» Exercise task 1
Say whether each statement below agrees with the court judgment, answering yes or no and quoting the words of the judgment that decide it. (a) Mr Holtz pleaded guilty to wounding with intent to cause grievous bodily harm. (b) The s 27 report was before the District Court. (c) Mr Holtz lodged his appeal on 4 November 2021.

» Article
--- BEGIN ---

Holtz v The the Queen
[2022] NZHC 245
•22 February 2022
IN THE HIGH COURT OF NEW ZEALAND AUCKLAND REGISTRY
I TE KŌTI MATUA O AOTEAROA TĀMAKI MAKAURAU ROHE
CRI-2021-404-000495
[2022] NZHC 245
BETWEEN HARLEY HOLTZ
Applicant
AND
THE QUEEN
Respondent
Hearing: 21 February 2022 Counsel:
J M Hudson for Applicant C P Howard for Respondent
Judgment:
22 February 2022
JUDGMENT OF VENNING J
This judgment was delivered by me on 22 February 2022 at 11.00am.
Registrar/Deputy Registrar Date……………
Solicitors/Counsel:
Jonathan Hudson, Manukau Crown Solicitor, Manukau
HOLTZ v R [2022] NZHC 245 [22 February 2022]
[1] Harley Holtz accepted a sentence indication and pleaded guilty to one charge of wounding with intent to cause grievous bodily harm. On 10 May 2019, Judge T V Clark sentenced Mr Holtz to four years nine months’ imprisonment.1 The Judge also indicated that, if this was not a second-strike offence, a 50 per cent minimum period of imprisonment would have been appropriate.2
[2] Mr Holtz seeks an extension of time to appeal against the sentence. His appeal was lodged on 4 November 2021. The proposed appeal is pursued on the basis of a report under s 27 of the Sentencing Act 2002 which Mr Holtz has recently obtained. The report was not before the District Court. Mr Hudson submits that the information contained in the s27 report warrants leave being granted to have the sentence reconsidered. He argues that, in the absence of information about Mr Holtz’ upbringing and personal circumstances, the sentence imposed was manifestly excessive.

--- END ---

A block of data
--- BEGIN ---

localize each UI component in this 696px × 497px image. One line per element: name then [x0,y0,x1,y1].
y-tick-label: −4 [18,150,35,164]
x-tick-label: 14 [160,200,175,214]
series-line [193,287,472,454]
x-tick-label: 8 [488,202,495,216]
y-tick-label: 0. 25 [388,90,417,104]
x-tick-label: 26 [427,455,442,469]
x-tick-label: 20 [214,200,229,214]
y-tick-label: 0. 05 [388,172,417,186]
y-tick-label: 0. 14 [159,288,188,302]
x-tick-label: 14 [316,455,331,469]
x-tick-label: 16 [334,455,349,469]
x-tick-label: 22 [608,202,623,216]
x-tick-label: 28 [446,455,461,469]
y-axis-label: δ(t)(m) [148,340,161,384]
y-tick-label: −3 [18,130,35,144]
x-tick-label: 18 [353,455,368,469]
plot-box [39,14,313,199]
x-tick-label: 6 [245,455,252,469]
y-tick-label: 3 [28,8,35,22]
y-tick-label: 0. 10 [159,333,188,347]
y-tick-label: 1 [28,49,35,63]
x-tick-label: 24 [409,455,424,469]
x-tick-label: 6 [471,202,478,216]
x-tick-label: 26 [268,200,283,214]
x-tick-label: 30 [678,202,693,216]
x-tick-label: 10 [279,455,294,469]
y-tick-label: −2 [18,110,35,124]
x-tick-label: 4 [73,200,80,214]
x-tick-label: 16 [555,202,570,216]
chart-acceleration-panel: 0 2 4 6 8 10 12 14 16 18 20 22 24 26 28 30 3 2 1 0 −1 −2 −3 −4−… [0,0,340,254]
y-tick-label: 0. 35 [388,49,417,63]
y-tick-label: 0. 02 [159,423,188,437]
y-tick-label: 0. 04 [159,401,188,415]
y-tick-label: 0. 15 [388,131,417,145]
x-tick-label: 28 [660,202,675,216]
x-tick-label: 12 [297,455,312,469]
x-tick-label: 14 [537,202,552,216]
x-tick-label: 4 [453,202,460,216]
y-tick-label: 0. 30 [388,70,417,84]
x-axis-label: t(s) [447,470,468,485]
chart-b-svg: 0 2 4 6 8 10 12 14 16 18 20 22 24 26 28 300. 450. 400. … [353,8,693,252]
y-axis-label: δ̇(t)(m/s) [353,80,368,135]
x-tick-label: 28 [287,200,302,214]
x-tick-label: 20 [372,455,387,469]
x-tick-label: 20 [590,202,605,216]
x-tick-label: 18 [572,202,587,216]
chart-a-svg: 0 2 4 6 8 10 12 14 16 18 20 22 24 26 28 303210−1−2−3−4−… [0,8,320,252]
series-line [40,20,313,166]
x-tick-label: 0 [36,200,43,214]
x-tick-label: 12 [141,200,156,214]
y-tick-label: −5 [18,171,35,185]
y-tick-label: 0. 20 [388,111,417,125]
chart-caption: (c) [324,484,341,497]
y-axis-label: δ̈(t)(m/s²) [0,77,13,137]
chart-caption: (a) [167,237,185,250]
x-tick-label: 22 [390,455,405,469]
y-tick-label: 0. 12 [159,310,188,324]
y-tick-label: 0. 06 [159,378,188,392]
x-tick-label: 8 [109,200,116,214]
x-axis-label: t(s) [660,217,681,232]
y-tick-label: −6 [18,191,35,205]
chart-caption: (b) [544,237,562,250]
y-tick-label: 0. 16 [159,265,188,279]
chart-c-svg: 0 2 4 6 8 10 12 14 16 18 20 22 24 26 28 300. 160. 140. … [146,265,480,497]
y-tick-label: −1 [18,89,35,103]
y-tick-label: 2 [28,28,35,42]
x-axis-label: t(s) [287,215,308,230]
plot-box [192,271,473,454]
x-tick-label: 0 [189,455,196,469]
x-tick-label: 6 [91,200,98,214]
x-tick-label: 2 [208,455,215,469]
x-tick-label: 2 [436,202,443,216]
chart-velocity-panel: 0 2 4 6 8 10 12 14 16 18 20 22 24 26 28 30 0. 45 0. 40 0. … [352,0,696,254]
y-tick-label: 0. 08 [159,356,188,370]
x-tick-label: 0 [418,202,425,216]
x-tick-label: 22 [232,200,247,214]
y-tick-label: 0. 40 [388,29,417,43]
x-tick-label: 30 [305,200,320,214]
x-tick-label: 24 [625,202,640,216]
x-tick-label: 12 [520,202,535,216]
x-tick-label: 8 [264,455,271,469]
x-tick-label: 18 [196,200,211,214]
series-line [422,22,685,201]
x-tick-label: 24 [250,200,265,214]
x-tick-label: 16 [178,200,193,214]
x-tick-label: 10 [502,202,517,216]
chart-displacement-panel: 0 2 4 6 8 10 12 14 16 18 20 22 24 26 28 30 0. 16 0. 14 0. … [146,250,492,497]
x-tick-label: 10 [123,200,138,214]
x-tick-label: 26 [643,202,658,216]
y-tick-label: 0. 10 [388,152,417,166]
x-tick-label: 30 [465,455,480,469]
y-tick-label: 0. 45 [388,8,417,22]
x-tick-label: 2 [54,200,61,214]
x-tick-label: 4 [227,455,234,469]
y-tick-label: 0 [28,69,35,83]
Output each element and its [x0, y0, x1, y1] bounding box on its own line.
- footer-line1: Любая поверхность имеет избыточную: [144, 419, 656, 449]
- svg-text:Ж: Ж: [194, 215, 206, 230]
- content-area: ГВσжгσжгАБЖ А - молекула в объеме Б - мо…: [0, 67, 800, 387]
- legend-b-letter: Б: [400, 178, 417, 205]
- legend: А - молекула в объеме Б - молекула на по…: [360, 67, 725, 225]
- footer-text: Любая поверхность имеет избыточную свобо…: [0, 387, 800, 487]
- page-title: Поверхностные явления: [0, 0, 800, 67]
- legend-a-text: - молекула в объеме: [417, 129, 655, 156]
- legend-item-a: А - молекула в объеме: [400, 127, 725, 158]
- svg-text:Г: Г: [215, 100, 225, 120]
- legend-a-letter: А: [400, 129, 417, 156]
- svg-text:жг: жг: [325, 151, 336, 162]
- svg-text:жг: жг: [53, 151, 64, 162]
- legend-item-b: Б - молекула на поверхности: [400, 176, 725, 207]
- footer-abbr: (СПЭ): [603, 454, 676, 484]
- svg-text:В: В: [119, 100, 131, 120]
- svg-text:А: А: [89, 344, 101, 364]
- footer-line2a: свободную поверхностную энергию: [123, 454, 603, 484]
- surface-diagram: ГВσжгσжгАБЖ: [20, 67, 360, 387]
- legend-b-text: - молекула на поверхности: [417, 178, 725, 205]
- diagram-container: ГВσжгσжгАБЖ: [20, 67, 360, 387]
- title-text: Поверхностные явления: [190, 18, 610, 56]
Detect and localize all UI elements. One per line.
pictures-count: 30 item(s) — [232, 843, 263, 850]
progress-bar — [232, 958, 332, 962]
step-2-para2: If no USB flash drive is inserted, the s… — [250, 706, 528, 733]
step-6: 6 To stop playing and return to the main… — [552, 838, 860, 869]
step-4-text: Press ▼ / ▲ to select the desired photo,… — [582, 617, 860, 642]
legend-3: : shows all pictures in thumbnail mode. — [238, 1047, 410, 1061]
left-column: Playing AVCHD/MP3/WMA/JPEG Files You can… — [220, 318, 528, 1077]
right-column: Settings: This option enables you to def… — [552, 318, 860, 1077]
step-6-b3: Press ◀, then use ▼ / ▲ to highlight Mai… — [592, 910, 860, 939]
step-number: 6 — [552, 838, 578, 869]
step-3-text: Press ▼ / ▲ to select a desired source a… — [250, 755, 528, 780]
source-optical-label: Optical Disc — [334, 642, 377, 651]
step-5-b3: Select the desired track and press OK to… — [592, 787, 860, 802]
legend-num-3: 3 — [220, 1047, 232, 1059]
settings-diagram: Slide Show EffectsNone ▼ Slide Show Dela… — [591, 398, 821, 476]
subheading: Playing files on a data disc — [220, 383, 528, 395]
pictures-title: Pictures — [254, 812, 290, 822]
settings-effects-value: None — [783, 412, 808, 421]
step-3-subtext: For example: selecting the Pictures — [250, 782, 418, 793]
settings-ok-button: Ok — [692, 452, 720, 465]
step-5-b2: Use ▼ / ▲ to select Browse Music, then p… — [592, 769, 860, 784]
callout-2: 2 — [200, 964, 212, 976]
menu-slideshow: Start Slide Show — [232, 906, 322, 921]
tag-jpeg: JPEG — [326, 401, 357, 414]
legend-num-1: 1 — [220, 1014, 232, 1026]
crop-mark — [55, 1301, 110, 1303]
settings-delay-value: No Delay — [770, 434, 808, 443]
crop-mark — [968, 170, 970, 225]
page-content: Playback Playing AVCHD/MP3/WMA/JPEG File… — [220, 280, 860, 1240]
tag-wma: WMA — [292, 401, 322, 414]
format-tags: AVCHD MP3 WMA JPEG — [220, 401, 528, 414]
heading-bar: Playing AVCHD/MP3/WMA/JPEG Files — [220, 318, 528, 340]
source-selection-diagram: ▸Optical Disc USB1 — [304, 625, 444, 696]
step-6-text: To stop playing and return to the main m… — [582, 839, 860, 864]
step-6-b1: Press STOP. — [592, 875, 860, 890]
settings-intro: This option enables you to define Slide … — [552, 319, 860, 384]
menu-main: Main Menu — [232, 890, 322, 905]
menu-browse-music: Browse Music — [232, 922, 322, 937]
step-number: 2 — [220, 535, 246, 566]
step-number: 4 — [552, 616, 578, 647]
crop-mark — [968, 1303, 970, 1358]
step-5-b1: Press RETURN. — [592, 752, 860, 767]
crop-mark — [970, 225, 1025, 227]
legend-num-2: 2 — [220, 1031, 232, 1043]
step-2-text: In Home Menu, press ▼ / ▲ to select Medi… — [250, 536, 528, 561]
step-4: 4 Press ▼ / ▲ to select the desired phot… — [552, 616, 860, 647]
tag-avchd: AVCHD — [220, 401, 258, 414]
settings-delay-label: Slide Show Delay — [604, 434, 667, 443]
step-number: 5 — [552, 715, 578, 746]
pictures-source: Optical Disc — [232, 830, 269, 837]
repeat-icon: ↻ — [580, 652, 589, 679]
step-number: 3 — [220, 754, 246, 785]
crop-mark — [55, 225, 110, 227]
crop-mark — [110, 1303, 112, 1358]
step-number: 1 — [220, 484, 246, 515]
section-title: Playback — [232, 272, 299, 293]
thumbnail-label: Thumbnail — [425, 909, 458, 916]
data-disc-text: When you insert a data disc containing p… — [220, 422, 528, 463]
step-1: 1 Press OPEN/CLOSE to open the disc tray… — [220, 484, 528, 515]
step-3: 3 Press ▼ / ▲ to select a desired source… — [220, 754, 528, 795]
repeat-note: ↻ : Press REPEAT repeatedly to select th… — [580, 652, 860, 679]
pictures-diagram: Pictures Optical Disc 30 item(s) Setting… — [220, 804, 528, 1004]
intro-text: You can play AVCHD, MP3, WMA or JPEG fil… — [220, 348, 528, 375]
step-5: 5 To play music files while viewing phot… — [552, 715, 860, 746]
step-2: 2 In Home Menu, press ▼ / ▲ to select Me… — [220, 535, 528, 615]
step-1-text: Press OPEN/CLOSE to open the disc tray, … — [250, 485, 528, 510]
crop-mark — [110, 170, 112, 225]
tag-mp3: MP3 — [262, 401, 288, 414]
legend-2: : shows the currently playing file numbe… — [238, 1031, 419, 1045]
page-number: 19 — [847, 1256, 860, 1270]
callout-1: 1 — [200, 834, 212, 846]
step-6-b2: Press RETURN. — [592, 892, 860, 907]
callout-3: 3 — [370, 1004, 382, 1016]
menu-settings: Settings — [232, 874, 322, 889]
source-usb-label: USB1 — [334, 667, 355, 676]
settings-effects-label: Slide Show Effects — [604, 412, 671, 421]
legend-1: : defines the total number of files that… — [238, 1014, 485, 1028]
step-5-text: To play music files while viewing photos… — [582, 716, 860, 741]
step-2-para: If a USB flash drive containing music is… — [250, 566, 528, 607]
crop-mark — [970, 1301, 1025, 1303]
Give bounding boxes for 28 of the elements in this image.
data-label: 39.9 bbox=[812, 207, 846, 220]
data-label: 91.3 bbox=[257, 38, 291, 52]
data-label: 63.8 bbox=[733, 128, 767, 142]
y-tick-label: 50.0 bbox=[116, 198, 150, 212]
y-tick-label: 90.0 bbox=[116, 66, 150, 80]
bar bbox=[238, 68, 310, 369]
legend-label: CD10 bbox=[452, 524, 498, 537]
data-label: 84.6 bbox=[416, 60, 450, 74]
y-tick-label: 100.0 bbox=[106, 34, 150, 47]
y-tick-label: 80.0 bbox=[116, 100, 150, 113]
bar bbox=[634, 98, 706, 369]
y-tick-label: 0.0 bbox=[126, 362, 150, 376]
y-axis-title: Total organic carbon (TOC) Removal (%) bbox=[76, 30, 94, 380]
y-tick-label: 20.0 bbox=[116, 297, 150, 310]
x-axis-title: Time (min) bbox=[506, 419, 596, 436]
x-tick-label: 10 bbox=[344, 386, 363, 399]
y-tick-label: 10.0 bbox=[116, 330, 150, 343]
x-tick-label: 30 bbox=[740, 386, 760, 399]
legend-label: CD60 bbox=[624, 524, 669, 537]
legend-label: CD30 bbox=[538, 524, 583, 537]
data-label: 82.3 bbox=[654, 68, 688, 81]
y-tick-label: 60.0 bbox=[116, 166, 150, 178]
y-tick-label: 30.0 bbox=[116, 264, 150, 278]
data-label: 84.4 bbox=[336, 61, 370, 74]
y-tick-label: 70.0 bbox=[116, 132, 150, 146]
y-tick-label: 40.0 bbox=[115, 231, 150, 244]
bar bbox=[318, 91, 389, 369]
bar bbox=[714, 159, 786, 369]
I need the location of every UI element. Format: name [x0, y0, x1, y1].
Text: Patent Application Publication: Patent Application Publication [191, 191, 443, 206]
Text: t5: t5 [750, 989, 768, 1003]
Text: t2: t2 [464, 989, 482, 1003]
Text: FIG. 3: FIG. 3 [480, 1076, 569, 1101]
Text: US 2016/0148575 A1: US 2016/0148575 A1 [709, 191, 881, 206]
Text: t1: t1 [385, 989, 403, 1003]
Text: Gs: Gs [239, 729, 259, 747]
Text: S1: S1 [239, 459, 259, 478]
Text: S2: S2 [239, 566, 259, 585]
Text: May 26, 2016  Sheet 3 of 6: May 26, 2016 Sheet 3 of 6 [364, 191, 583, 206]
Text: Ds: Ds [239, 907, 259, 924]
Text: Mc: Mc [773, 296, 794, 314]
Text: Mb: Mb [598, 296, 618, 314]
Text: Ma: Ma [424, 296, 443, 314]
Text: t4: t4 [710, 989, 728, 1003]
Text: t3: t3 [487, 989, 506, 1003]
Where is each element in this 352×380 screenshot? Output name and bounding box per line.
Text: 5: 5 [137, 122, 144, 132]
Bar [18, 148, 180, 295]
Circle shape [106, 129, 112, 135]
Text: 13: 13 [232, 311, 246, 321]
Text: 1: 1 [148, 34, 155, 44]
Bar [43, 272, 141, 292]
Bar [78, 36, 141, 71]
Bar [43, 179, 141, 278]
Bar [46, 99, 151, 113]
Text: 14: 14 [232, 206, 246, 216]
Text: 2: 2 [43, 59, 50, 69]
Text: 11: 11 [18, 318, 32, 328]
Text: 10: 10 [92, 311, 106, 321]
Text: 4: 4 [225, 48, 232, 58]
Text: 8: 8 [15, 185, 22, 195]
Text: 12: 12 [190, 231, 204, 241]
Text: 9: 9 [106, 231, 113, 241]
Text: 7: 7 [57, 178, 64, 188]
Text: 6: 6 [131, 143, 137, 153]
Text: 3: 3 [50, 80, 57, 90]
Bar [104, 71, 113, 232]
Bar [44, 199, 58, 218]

--- END ---

» Exercise task 2
Please set out the stretch of the records from their start through the line containing "x-tick-label: 26 [427,455,442,469]" as a numbered list, with both ends included and blank lines left out.

» Reply 1
(a) Yes: "Harley Holtz accepted a sentence indication and pleaded guilty to one charge of wounding with intent to cause grievous bodily harm."
(b) No: "The report was not before the District Court."
(c) Yes: "His appeal was lodged on 4 November 2021."

» Reply 2
1. localize each UI component in this 696px × 497px image. One line per element: name then [x0,y0,x1,y1].
2. y-tick-label: −4 [18,150,35,164]
3. x-tick-label: 14 [160,200,175,214]
4. series-line [193,287,472,454]
5. x-tick-label: 8 [488,202,495,216]
6. y-tick-label: 0. 25 [388,90,417,104]
7. x-tick-label: 26 [427,455,442,469]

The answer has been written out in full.